▸ **Aim**: In this exercise, reproduce all the entries that follow exactly.

[Dataset rows about figures]
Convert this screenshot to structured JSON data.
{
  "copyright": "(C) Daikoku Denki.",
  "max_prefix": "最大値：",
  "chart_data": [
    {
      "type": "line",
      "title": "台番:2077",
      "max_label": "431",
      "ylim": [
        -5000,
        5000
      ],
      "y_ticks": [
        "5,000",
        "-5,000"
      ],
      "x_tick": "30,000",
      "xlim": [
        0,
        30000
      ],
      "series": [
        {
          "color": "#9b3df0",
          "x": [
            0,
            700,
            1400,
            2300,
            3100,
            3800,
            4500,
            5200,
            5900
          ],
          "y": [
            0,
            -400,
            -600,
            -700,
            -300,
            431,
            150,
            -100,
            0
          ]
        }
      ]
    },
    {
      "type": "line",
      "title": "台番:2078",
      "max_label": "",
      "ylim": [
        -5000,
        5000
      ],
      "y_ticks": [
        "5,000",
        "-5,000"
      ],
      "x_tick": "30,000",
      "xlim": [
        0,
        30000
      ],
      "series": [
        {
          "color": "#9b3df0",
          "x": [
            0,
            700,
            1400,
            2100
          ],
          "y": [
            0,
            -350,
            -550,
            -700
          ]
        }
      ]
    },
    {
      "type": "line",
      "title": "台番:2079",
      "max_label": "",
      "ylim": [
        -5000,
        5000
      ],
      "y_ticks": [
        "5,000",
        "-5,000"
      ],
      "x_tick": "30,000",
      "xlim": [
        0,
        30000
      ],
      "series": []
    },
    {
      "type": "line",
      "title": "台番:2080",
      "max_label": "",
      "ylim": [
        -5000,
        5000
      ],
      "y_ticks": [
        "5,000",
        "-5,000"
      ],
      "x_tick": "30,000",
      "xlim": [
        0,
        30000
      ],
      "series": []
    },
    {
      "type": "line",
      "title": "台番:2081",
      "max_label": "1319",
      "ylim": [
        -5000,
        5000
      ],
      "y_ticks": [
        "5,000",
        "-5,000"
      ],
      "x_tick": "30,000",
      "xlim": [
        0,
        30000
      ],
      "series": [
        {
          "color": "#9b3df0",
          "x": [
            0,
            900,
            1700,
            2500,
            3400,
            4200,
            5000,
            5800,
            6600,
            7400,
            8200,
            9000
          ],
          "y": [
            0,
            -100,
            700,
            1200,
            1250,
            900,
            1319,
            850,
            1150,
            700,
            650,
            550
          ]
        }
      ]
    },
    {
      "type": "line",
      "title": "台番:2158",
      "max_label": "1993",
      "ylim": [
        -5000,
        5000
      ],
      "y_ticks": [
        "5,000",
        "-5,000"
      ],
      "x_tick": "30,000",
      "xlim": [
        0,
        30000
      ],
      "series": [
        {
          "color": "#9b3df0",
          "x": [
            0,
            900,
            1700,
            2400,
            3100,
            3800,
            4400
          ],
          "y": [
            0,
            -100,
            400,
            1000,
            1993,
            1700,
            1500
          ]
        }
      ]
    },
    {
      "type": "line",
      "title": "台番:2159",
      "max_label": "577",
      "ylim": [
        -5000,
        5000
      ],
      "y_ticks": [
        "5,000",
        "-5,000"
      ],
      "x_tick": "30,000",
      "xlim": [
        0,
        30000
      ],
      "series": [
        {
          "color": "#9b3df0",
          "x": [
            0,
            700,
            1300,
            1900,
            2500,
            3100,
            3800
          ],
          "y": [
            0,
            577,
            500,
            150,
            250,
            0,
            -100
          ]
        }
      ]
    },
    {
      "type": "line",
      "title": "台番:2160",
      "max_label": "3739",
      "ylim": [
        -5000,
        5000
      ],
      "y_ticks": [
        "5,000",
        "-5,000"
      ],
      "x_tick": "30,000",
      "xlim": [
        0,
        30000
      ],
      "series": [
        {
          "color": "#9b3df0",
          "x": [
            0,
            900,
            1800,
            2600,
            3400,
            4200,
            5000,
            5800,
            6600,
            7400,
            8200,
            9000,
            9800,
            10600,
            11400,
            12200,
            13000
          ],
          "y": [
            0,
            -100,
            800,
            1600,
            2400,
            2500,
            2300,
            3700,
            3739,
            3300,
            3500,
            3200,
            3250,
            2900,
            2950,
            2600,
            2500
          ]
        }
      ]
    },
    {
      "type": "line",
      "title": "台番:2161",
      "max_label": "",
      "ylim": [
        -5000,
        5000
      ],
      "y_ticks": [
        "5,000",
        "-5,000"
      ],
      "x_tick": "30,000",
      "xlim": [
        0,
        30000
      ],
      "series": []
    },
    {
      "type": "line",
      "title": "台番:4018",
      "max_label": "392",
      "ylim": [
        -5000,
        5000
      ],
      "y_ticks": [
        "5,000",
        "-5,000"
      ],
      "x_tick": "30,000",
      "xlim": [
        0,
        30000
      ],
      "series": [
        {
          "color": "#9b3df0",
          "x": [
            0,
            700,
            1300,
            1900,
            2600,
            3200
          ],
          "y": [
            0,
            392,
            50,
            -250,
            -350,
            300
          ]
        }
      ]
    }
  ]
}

▸ **The response**:
Convert this screenshot to structured JSON data.
{
  "copyright": "(C) Daikoku Denki.",
  "max_prefix": "最大値：",
  "chart_data": [
    {
      "type": "line",
      "title": "台番:2077",
      "max_label": "431",
      "ylim": [
        -5000,
        5000
      ],
      "y_ticks": [
        "5,000",
        "-5,000"
      ],
      "x_tick": "30,000",
      "xlim": [
        0,
        30000
      ],
      "series": [
        {
          "color": "#9b3df0",
          "x": [
            0,
            700,
            1400,
            2300,
            3100,
            3800,
            4500,
            5200,
            5900
          ],
          "y": [
            0,
            -400,
            -600,
            -700,
            -300,
            431,
            150,
            -100,
            0
          ]
        }
      ]
    },
    {
      "type": "line",
      "title": "台番:2078",
      "max_label": "",
      "ylim": [
        -5000,
        5000
      ],
      "y_ticks": [
        "5,000",
        "-5,000"
      ],
      "x_tick": "30,000",
      "xlim": [
        0,
        30000
      ],
      "series": [
        {
          "color": "#9b3df0",
          "x": [
            0,
            700,
            1400,
            2100
          ],
          "y": [
            0,
            -350,
            -550,
            -700
          ]
        }
      ]
    },
    {
      "type": "line",
      "title": "台番:2079",
      "max_label": "",
      "ylim": [
        -5000,
        5000
      ],
      "y_ticks": [
        "5,000",
        "-5,000"
      ],
      "x_tick": "30,000",
      "xlim": [
        0,
        30000
      ],
      "series": []
    },
    {
      "type": "line",
      "title": "台番:2080",
      "max_label": "",
      "ylim": [
        -5000,
        5000
      ],
      "y_ticks": [
        "5,000",
        "-5,000"
      ],
      "x_tick": "30,000",
      "xlim": [
        0,
        30000
      ],
      "series": []
    },
    {
      "type": "line",
      "title": "台番:2081",
      "max_label": "1319",
      "ylim": [
        -5000,
        5000
      ],
      "y_ticks": [
        "5,000",
        "-5,000"
      ],
      "x_tick": "30,000",
      "xlim": [
        0,
        30000
      ],
      "series": [
        {
          "color": "#9b3df0",
          "x": [
            0,
            900,
            1700,
            2500,
            3400,
            4200,
            5000,
            5800,
            6600,
            7400,
            8200,
            9000
          ],
          "y": [
            0,
            -100,
            700,
            1200,
            1250,
            900,
            1319,
            850,
            1150,
            700,
            650,
            550
          ]
        }
      ]
    },
    {
      "type": "line",
      "title": "台番:2158",
      "max_label": "1993",
      "ylim": [
        -5000,
        5000
      ],
      "y_ticks": [
        "5,000",
        "-5,000"
      ],
      "x_tick": "30,000",
      "xlim": [
        0,
        30000
      ],
      "series": [
        {
          "color": "#9b3df0",
          "x": [
            0,
            900,
            1700,
            2400,
            3100,
            3800,
            4400
          ],
          "y": [
            0,
            -100,
            400,
            1000,
            1993,
            1700,
            1500
          ]
        }
      ]
    },
    {
      "type": "line",
      "title": "台番:2159",
      "max_label": "577",
      "ylim": [
        -5000,
        5000
      ],
      "y_ticks": [
        "5,000",
        "-5,000"
      ],
      "x_tick": "30,000",
      "xlim": [
        0,
        30000
      ],
      "series": [
        {
          "color": "#9b3df0",
          "x": [
            0,
            700,
            1300,
            1900,
            2500,
            3100,
            3800
          ],
          "y": [
            0,
            577,
            500,
            150,
            250,
            0,
            -100
          ]
        }
      ]
    },
    {
      "type": "line",
      "title": "台番:2160",
      "max_label": "3739",
      "ylim": [
        -5000,
        5000
      ],
      "y_ticks": [
        "5,000",
        "-5,000"
      ],
      "x_tick": "30,000",
      "xlim": [
        0,
        30000
      ],
      "series": [
        {
          "color": "#9b3df0",
          "x": [
            0,
            900,
            1800,
            2600,
            3400,
            4200,
            5000,
            5800,
            6600,
            7400,
            8200,
            9000,
            9800,
            10600,
            11400,
            12200,
            13000
          ],
          "y": [
            0,
            -100,
            800,
            1600,
            2400,
            2500,
            2300,
            3700,
            3739,
            3300,
            3500,
            3200,
            3250,
            2900,
            2950,
            2600,
            2500
          ]
        }
      ]
    },
    {
      "type": "line",
      "title": "台番:2161",
      "max_label": "",
      "ylim": [
        -5000,
        5000
      ],
      "y_ticks": [
        "5,000",
        "-5,000"
      ],
      "x_tick": "30,000",
      "xlim": [
        0,
        30000
      ],
      "series": []
    },
    {
      "type": "line",
      "title": "台番:4018",
      "max_label": "392",
      "ylim": [
        -5000,
        5000
      ],
      "y_ticks": [
        "5,000",
        "-5,000"
      ],
      "x_tick": "30,000",
      "xlim": [
        0,
        30000
      ],
      "series": [
        {
          "color": "#9b3df0",
          "x": [
            0,
            700,
            1300,
            1900,
            2600,
            3200
          ],
          "y": [
            0,
            392,
            50,
            -250,
            -350,
            300
          ]
        }
      ]
    }
  ]
}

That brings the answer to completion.